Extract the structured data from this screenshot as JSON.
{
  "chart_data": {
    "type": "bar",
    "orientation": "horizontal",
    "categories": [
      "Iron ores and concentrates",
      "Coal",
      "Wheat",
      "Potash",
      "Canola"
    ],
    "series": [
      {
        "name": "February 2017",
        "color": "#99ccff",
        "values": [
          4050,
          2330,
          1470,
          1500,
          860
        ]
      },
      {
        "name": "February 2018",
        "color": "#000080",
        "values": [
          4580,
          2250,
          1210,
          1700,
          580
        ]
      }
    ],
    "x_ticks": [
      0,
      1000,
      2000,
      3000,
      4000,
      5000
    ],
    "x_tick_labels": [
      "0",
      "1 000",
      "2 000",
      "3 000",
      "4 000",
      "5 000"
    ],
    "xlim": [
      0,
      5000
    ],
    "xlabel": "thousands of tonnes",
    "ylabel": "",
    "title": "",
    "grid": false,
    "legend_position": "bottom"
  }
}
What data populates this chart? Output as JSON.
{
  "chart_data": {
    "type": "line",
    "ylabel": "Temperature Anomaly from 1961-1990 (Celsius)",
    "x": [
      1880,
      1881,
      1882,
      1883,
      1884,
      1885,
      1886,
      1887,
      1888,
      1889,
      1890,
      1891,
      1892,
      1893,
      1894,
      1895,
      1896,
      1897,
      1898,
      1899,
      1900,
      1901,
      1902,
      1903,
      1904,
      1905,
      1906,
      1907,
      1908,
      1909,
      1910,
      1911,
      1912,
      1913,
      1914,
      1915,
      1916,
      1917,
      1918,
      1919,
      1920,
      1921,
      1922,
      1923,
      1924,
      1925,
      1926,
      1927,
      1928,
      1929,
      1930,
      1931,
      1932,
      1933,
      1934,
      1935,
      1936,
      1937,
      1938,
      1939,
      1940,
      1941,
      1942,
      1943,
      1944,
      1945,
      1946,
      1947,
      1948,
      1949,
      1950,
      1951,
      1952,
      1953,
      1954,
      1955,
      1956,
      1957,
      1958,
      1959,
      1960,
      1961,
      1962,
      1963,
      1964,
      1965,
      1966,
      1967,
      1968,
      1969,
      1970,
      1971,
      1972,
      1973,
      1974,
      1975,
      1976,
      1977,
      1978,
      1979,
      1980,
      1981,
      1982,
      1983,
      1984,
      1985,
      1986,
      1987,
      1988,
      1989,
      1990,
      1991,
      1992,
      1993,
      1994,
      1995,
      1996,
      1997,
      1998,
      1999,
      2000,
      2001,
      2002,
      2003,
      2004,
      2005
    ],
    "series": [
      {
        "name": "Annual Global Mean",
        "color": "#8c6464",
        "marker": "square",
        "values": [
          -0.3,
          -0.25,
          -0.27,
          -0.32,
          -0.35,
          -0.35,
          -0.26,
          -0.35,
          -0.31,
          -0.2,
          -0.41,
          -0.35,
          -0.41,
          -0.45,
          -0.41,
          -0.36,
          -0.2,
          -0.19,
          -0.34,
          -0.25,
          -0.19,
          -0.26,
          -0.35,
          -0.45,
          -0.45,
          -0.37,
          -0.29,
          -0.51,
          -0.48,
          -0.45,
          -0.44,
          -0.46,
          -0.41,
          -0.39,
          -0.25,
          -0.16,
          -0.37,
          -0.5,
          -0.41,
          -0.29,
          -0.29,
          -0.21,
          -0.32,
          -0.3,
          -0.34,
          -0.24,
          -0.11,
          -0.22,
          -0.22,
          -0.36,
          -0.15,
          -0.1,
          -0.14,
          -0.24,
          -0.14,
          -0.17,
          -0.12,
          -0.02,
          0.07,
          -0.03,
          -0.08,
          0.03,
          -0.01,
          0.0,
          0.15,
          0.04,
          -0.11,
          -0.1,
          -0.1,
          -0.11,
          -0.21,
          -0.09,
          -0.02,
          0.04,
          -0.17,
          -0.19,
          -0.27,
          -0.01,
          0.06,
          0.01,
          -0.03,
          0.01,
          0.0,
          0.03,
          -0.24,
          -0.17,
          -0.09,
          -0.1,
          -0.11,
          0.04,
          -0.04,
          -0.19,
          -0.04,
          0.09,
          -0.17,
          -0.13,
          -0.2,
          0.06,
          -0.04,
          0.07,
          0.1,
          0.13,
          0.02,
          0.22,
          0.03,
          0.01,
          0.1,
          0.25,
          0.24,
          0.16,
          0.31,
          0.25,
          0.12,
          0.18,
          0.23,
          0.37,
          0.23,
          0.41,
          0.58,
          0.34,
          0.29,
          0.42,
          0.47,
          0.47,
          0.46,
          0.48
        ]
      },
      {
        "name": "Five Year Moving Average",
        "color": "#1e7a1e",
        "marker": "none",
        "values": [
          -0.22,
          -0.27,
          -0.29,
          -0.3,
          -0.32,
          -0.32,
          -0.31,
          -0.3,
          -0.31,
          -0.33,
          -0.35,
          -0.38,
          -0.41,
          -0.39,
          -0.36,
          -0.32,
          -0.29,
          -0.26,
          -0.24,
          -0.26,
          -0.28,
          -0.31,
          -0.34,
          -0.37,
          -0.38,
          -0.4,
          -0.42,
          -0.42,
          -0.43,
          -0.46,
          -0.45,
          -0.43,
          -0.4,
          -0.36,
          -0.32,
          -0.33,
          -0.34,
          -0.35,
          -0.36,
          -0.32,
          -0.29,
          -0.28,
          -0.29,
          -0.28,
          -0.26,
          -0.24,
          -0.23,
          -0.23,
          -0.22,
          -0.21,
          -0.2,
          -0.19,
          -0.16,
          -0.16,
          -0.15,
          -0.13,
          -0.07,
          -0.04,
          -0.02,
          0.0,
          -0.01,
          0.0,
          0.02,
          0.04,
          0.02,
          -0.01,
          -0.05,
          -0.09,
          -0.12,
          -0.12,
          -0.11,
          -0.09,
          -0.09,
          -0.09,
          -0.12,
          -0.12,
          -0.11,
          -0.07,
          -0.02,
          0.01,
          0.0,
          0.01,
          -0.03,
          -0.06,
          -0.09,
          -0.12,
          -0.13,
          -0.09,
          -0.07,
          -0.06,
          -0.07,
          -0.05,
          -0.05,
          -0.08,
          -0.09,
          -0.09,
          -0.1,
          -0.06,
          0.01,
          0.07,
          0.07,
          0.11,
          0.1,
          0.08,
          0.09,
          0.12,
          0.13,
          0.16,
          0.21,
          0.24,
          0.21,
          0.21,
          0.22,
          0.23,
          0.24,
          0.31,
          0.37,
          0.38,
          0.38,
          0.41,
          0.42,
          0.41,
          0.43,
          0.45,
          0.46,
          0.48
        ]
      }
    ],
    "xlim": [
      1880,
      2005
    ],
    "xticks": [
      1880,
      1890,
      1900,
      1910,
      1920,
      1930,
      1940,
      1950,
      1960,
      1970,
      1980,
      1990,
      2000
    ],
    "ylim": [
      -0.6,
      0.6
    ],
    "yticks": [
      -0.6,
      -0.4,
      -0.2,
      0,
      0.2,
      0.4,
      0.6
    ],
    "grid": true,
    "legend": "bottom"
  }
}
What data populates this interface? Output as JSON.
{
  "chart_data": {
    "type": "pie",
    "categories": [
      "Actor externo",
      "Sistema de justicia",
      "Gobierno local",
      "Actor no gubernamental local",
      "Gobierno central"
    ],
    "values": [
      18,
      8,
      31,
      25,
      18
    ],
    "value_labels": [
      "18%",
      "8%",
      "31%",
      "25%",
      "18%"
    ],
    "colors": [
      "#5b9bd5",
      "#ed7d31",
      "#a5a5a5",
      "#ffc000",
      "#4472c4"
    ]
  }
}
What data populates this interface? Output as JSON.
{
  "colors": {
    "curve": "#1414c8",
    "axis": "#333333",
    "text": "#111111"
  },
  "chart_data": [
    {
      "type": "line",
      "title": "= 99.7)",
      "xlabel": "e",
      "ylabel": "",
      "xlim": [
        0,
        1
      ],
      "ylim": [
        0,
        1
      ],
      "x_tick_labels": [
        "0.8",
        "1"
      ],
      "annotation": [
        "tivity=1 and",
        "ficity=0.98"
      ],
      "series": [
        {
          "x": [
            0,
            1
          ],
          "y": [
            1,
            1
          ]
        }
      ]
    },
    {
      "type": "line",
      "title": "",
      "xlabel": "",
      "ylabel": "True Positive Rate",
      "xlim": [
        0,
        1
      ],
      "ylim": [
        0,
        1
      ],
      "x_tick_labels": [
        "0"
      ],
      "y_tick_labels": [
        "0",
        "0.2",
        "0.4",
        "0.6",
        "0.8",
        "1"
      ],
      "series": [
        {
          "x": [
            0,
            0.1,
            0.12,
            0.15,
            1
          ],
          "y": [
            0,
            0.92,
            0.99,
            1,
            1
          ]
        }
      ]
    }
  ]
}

- - - - -

Exercise task: Lines in the records that hold the word "February" are to be counted; give only the total.

Solution: 2